• [Verilen metin]
Suriye'de çatışma haritası yeniden çiziliyor

Türkiye’nin Suriye’de gerçekleştiği askeri operasyon için koordinasyon toplantısı yapıldı (AFP)
Türkiye’nin Suriye’de gerçekleştiği askeri operasyon için koordinasyon toplantısı yapıldı (AFP)
TT

Suriye'de çatışma haritası yeniden çiziliyor

Türkiye’nin Suriye’de gerçekleştiği askeri operasyon için koordinasyon toplantısı yapıldı (AFP)
Türkiye’nin Suriye’de gerçekleştiği askeri operasyon için koordinasyon toplantısı yapıldı (AFP)

Türkiye, Suriye’nin kuzeydoğusundaki Kürt birliklerine karşı, sınır kasabası olan Rasulayn’a düzenlediği hava saldırısı ile askeri operasyon başlattı.

• [Kayıtlı veriler]
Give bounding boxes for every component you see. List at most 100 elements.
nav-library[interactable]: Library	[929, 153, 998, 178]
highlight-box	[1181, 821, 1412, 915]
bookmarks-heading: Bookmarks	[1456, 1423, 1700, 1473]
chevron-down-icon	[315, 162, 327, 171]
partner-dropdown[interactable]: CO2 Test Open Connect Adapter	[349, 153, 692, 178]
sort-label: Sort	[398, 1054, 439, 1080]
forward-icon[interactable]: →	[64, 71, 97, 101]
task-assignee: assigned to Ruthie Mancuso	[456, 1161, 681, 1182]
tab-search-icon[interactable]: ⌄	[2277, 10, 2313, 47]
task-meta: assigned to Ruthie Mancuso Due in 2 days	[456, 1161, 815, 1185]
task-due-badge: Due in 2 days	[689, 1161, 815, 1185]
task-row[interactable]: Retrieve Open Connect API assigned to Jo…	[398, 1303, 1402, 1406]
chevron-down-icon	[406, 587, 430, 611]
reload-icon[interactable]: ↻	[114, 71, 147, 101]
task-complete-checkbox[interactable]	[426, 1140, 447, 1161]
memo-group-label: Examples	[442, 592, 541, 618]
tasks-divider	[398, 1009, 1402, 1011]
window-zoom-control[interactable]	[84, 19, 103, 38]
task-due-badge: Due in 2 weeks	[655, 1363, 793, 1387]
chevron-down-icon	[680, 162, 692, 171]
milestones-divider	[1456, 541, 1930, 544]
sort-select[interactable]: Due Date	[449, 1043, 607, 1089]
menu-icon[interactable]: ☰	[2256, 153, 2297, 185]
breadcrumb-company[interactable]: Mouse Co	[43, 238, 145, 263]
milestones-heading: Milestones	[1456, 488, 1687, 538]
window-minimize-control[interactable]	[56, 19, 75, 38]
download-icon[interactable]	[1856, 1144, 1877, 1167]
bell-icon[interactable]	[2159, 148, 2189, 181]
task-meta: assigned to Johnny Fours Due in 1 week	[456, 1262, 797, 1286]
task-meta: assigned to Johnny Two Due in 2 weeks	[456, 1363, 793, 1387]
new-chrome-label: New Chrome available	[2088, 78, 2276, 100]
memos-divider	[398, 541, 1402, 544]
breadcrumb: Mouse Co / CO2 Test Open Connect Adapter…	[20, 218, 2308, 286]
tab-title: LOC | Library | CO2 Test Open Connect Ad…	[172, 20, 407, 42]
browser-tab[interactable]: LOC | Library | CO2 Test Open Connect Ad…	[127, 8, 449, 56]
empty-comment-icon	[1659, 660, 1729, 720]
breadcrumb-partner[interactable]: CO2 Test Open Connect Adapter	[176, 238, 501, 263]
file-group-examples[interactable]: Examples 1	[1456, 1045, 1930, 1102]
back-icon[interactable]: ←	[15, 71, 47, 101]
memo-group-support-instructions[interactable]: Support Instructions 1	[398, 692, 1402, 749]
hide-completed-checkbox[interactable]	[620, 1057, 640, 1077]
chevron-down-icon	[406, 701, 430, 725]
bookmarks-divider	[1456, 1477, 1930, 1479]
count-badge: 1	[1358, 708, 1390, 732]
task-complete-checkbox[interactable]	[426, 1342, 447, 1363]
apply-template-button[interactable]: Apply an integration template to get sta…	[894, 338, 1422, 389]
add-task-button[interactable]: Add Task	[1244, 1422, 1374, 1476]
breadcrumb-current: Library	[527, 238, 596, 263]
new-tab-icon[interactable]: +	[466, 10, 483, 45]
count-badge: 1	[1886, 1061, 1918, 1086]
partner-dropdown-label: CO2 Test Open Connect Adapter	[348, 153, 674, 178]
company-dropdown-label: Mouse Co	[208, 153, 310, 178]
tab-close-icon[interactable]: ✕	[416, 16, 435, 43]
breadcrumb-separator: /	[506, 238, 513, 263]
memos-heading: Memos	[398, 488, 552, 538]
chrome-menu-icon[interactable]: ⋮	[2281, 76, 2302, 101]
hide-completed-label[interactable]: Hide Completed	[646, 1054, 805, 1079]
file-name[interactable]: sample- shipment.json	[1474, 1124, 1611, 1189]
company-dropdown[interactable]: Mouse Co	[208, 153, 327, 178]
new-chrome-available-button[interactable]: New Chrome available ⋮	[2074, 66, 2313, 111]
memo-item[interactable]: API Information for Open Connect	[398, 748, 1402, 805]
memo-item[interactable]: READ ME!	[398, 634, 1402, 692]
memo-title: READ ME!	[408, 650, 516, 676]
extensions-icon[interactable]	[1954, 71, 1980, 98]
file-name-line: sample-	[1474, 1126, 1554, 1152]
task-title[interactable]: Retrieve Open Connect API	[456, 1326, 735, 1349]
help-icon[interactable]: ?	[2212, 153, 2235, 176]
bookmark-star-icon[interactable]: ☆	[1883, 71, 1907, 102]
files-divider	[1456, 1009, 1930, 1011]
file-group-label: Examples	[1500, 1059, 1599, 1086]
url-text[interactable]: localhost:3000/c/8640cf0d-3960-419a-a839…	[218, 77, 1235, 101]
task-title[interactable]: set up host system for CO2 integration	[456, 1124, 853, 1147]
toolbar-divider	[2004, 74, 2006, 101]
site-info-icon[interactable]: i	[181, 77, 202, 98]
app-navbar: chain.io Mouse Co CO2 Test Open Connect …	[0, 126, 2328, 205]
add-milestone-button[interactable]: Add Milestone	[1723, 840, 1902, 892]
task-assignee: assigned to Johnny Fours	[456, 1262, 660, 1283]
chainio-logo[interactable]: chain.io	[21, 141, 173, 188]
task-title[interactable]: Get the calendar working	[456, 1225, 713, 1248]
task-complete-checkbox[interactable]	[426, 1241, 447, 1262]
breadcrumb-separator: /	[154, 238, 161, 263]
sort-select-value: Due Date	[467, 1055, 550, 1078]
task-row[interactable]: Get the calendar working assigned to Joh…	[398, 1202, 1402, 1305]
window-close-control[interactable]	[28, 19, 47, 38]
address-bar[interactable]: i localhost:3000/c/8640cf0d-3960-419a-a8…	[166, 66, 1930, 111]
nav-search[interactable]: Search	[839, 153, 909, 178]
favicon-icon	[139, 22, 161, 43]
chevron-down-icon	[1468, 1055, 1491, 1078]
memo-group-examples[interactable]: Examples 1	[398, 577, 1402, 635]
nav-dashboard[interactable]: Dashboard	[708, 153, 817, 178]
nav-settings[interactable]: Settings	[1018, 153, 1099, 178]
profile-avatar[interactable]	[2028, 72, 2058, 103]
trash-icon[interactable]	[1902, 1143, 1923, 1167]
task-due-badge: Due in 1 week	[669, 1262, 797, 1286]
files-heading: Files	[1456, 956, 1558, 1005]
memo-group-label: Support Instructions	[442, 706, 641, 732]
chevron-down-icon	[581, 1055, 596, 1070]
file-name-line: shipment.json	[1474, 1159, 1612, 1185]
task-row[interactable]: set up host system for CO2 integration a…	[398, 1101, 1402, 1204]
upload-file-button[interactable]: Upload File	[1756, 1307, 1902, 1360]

• [Yapılacaklar]
1) Suriye haberinde "Türkiye, Suriye’nin kuzeydoğusundaki" sözlerinden "askeri operasyon başlattı." sözlerine kadar uzanan her şeyi, "hava saldırısı" ifadesini "hava harekâtı" olarak değiştirip yeniden yazın.
2) Suriye'deki çatışma haberini kaldığı yerden ilerletin.

• [Görev çıktıları]
1)
Türkiye, Suriye’nin kuzeydoğusundaki Kürt birliklerine karşı, sınır kasabası olan Rasulayn’a düzenlediği hava harekâtı ile askeri operasyon başlattı.

2)
Türkiye’nin düzenlemiş olduğu operasyon Suriye çatışma haritasını tekrar çizebilir ve Kürt birliklerine darbe indirebilir. Operasyon aynı zamanda Türkiye'nin sınırda kontrol ettiği bölgeyi de genişletebilir.
Bu, 2016’dan bu yana Türkiye’nin Suriye’de gerçekleştirdiği üçüncü harekât.
Türkiye ne istiyor?
Türkiye’nin, Suriye’nin kuzeydoğusunda iki ana hedefi var; İlk hedef, kendisi için güvenlik tehdidi olarak gördüğü YPG’yi sınırından uzaklaştırmak, ikinci hedef ise Suriye'de 2 milyon Suriyeli mültecinin yerleştirilebileceği bir güvenli bölge kurmak.
Ankara, ABD’yi Suriye topraklarında 32 kilometrelik bir “güvenli bölge” kurulması için zorluyor. Ankara, Washington'u tek taraflı askeri operasyon yürütebileceği konusunda defalarca uyardı. Türk tarafı Washington'u ayak bağı olmakla suçluyor.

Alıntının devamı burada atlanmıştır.